» TASK INSTRUCTIONS:
Go through the entries below and pick out every line with "opacity".

» THE INPUT:
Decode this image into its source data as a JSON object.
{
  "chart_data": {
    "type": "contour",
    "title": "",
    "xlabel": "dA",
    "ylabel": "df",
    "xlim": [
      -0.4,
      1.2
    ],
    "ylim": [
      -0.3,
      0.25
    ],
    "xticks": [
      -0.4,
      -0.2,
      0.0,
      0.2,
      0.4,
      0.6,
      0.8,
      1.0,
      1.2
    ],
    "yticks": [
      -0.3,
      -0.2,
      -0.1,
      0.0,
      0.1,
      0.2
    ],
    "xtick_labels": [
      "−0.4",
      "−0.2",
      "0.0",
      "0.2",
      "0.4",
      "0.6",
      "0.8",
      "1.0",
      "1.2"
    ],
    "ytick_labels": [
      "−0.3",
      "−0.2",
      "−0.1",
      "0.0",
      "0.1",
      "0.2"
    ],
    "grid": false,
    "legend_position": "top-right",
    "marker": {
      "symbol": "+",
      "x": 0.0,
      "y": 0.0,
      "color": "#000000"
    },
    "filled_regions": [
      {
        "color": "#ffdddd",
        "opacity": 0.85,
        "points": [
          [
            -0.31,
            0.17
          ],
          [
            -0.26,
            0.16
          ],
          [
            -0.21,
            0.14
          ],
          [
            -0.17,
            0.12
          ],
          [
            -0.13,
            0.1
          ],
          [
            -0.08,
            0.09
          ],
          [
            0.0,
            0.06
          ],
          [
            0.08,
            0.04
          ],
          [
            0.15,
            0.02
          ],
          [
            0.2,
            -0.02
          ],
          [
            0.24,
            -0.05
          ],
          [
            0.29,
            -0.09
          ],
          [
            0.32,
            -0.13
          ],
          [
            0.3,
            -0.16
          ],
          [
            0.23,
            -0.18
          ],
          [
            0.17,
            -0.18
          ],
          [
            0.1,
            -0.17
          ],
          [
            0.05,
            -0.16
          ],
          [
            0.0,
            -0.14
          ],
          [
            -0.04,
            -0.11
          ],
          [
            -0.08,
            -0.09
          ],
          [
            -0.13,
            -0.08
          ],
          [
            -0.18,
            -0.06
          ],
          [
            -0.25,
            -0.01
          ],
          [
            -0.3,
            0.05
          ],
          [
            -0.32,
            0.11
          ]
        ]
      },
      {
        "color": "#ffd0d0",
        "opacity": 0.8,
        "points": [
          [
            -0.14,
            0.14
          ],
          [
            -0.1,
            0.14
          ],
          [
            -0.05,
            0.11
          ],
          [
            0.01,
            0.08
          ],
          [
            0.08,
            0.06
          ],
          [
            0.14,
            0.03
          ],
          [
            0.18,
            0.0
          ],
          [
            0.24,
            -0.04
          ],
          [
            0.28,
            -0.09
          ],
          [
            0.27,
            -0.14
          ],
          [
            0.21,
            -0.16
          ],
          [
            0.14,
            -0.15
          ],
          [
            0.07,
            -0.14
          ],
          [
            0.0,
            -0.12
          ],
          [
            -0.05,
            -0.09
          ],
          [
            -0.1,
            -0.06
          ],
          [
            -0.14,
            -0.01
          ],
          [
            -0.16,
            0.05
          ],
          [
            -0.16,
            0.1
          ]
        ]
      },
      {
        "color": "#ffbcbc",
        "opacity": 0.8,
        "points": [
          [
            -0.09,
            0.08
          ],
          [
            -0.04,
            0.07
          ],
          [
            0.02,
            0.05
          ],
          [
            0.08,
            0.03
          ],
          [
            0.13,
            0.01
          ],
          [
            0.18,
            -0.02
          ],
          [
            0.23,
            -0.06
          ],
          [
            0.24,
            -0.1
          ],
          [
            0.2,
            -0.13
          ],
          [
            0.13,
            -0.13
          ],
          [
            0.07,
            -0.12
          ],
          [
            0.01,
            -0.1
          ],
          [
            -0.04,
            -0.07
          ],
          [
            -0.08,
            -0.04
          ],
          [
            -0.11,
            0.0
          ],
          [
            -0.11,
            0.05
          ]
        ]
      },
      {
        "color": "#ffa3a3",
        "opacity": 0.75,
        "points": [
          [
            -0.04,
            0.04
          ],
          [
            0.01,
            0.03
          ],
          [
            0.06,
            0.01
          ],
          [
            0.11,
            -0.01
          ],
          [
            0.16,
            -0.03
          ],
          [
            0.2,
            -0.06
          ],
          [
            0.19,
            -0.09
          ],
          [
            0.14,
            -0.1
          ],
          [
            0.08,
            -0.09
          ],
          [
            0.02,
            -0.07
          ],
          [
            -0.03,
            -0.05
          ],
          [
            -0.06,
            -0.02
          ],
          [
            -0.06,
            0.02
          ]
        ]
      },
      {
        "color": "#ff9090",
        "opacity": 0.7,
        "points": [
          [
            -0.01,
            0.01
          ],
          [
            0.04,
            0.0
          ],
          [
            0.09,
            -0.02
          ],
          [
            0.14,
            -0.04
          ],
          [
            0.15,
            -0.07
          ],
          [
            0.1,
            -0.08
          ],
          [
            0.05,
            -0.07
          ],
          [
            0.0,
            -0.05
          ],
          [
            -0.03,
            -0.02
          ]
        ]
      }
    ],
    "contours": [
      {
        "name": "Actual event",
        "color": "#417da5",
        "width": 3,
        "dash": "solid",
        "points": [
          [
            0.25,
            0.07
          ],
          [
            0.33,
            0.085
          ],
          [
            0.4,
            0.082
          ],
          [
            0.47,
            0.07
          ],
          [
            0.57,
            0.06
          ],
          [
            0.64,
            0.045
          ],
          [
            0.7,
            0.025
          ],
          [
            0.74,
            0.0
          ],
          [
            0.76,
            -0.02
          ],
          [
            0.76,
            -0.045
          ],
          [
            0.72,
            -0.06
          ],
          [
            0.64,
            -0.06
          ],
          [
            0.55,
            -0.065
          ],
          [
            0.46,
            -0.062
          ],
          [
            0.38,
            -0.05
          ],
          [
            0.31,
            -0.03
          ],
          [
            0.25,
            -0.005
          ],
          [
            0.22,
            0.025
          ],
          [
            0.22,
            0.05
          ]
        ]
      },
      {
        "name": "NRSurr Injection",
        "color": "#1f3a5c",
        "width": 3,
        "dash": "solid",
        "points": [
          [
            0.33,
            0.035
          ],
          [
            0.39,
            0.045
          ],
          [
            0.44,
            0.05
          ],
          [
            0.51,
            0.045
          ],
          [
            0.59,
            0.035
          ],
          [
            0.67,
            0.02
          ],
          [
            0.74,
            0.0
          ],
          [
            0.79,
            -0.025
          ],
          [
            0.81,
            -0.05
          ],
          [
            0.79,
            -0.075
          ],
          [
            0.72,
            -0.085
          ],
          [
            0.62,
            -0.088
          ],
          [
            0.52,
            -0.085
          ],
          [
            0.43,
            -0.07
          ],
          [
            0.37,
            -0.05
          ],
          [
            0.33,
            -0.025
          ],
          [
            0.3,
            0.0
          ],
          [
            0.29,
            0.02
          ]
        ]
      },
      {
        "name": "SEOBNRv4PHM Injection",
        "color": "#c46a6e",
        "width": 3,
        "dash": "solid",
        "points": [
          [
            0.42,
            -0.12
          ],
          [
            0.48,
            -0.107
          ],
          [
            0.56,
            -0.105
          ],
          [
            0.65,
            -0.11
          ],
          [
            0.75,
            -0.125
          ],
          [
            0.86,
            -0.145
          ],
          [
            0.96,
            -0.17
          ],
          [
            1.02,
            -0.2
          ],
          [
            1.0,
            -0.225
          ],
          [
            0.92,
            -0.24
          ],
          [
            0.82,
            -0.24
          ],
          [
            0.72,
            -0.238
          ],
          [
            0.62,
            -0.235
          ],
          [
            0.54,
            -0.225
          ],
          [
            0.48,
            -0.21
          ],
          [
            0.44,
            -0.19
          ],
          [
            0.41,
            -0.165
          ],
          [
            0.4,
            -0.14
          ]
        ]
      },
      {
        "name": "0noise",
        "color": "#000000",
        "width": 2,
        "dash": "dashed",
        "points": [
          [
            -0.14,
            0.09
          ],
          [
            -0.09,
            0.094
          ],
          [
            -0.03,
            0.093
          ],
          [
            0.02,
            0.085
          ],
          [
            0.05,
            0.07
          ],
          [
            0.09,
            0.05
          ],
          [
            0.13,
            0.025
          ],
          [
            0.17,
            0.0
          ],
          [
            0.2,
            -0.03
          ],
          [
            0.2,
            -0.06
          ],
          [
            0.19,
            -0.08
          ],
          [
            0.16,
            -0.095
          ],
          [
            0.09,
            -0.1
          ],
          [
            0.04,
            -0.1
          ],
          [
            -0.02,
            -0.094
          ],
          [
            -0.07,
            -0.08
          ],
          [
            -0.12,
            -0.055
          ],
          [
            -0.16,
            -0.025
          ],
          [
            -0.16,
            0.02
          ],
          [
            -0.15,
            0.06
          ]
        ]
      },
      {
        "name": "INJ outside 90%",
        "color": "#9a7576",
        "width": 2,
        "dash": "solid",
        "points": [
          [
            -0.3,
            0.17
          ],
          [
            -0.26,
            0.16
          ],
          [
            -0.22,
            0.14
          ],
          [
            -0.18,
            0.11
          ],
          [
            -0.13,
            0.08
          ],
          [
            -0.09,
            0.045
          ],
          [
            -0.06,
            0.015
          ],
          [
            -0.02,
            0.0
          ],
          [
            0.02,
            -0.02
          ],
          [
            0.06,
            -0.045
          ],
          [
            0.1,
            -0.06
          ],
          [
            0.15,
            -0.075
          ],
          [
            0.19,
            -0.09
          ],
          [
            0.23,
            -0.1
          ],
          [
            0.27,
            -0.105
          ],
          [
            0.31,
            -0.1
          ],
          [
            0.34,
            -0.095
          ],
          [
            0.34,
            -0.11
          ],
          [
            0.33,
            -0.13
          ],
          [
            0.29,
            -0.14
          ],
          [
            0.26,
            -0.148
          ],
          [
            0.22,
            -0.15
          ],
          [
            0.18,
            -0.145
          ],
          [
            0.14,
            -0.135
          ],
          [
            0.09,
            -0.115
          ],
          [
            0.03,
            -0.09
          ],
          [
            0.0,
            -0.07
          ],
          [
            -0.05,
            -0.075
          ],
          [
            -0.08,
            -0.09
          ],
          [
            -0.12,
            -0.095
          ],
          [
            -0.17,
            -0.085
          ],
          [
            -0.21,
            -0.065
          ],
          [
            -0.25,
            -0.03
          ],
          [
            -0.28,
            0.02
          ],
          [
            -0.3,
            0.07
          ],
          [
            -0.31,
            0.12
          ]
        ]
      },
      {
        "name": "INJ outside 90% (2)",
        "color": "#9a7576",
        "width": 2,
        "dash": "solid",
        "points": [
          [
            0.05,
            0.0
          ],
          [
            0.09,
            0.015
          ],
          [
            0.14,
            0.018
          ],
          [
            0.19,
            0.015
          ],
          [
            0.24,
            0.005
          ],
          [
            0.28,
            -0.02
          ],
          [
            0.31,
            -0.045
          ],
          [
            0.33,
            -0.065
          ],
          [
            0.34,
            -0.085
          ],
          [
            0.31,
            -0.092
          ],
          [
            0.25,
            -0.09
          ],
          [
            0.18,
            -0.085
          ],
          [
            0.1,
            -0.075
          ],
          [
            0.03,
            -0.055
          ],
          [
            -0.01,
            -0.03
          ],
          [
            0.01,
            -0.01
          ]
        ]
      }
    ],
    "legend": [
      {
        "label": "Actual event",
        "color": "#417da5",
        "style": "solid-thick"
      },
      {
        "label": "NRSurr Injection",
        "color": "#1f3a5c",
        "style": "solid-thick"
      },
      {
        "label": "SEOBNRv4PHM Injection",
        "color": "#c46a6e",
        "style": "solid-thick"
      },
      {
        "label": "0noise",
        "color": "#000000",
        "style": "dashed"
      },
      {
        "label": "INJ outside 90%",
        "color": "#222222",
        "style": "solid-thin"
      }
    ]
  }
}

» ANSWER TO THE TASK:
        "opacity": 0.85,
        "opacity": 0.8,
        "opacity": 0.8,
        "opacity": 0.75,
        "opacity": 0.7,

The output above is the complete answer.